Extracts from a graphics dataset
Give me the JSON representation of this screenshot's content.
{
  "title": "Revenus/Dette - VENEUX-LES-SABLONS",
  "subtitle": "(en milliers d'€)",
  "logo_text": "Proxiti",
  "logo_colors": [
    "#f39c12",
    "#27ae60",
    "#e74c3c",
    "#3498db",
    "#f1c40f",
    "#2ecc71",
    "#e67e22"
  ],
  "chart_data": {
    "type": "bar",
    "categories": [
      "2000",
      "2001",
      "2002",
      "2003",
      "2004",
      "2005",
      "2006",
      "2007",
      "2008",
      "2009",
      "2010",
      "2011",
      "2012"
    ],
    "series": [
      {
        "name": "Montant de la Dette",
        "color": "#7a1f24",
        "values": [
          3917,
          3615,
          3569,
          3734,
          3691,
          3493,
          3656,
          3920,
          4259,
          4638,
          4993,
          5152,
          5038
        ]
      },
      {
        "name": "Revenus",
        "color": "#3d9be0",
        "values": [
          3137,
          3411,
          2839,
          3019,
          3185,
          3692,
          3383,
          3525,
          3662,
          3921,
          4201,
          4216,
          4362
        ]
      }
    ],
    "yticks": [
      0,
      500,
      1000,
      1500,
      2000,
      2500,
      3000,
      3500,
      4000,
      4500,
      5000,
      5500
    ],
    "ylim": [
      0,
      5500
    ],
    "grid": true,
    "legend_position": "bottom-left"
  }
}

Exercise brief
Exactly as shown above, return every record.

Answer to the task
Give me the JSON representation of this screenshot's content.
{
  "title": "Revenus/Dette - VENEUX-LES-SABLONS",
  "subtitle": "(en milliers d'€)",
  "logo_text": "Proxiti",
  "logo_colors": [
    "#f39c12",
    "#27ae60",
    "#e74c3c",
    "#3498db",
    "#f1c40f",
    "#2ecc71",
    "#e67e22"
  ],
  "chart_data": {
    "type": "bar",
    "categories": [
      "2000",
      "2001",
      "2002",
      "2003",
      "2004",
      "2005",
      "2006",
      "2007",
      "2008",
      "2009",
      "2010",
      "2011",
      "2012"
    ],
    "series": [
      {
        "name": "Montant de la Dette",
        "color": "#7a1f24",
        "values": [
          3917,
          3615,
          3569,
          3734,
          3691,
          3493,
          3656,
          3920,
          4259,
          4638,
          4993,
          5152,
          5038
        ]
      },
      {
        "name": "Revenus",
        "color": "#3d9be0",
        "values": [
          3137,
          3411,
          2839,
          3019,
          3185,
          3692,
          3383,
          3525,
          3662,
          3921,
          4201,
          4216,
          4362
        ]
      }
    ],
    "yticks": [
      0,
      500,
      1000,
      1500,
      2000,
      2500,
      3000,
      3500,
      4000,
      4500,
      5000,
      5500
    ],
    "ylim": [
      0,
      5500
    ],
    "grid": true,
    "legend_position": "bottom-left"
  }
}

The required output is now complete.